## What you should do
Every line with the word "wilderness" in it should be extracted from the data that follows.

## Records shown
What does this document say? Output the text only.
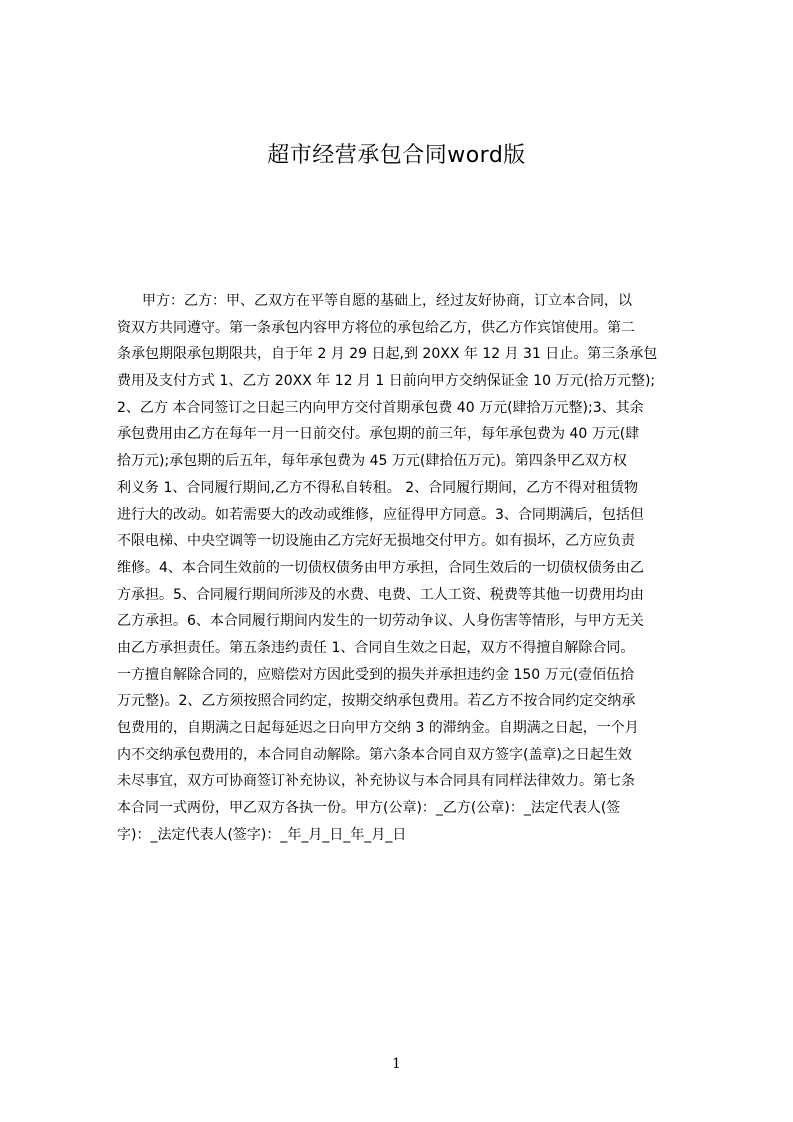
超市经营承包合同word版
甲方：乙方：甲、乙双方在平等自愿的基础上，经过友好协商，订立本合同，以
资双方共同遵守。第一条承包内容甲方将位的承包给乙方，供乙方作宾馆使用。第二
条承包期限承包期限共，自于年 2 月 29 日起,到 20XX 年 12 月 31 日止。第三条承包
费用及支付方式 1、乙方 20XX 年 12 月 1 日前向甲方交纳保证金 10 万元(拾万元整);
2、乙方 本合同签订之日起三内向甲方交付首期承包费 40 万元(肆拾万元整);3、其余
承包费用由乙方在每年一月一日前交付。承包期的前三年，每年承包费为 40 万元(肆
拾万元);承包期的后五年，每年承包费为 45 万元(肆拾伍万元)。第四条甲乙双方权
利义务 1、合同履行期间,乙方不得私自转租。 2、合同履行期间，乙方不得对租赁物
进行大的改动。如若需要大的改动或维修，应征得甲方同意。3、合同期满后，包括但
不限电梯、中央空调等一切设施由乙方完好无损地交付甲方。如有损坏，乙方应负责
维修。4、本合同生效前的一切债权债务由甲方承担，合同生效后的一切债权债务由乙
方承担。5、合同履行期间所涉及的水费、电费、工人工资、税费等其他一切费用均由
乙方承担。6、本合同履行期间内发生的一切劳动争议、人身伤害等情形，与甲方无关
由乙方承担责任。第五条违约责任 1、合同自生效之日起，双方不得擅自解除合同。
一方擅自解除合同的，应赔偿对方因此受到的损失并承担违约金 150 万元(壹佰伍拾
万元整)。2、乙方须按照合同约定，按期交纳承包费用。若乙方不按合同约定交纳承
包费用的，自期满之日起每延迟之日向甲方交纳 3 的滞纳金。自期满之日起，一个月
内不交纳承包费用的，本合同自动解除。第六条本合同自双方签字(盖章)之日起生效
未尽事宜，双方可协商签订补充协议，补充协议与本合同具有同样法律效力。第七条
本合同一式两份，甲乙双方各执一份。甲方(公章)：_乙方(公章)：_法定代表人(签
字)：_法定代表人(签字)：_年_月_日_年_月_日
1
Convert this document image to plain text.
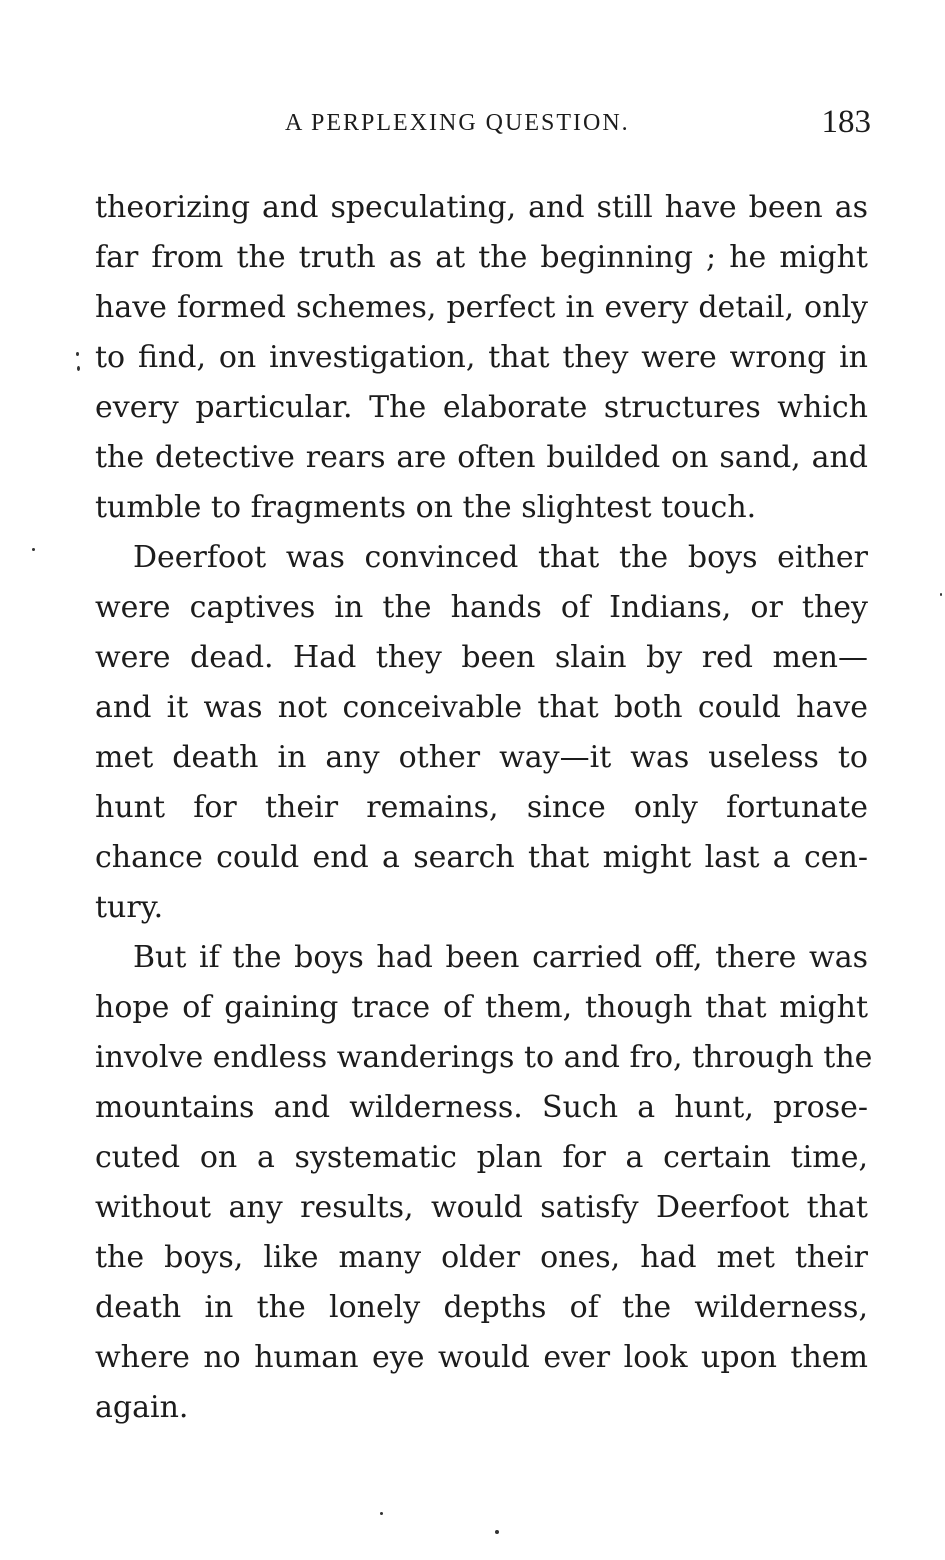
A PERPLEXING QUESTION.	183
theorizing and speculating, and still have been as
far from the truth as at the beginning ; he might
have formed schemes, perfect in every detail, only
to find, on investigation, that they were wrong in
every particular. The elaborate structures which
the detective rears are often builded on sand, and
tumble to fragments on the slightest touch.
Deerfoot was convinced that the boys either
were captives in the hands of Indians, or they
were dead. Had they been slain by red men—
and it was not conceivable that both could have
met death in any other way—it was useless to
hunt for their remains, since only fortunate
chance could end a search that might last a cen-
tury.
But if the boys had been carried off, there was
hope of gaining trace of them, though that might
involve endless wanderings to and fro, through the
mountains and wilderness. Such a hunt, prose-
cuted on a systematic plan for a certain time,
without any results, would satisfy Deerfoot that
the boys, like many older ones, had met their
death in the lonely depths of the wilderness,
where no human eye would ever look upon them
again.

## Complete response
mountains and wilderness. Such a hunt, prose-
death in the lonely depths of the wilderness,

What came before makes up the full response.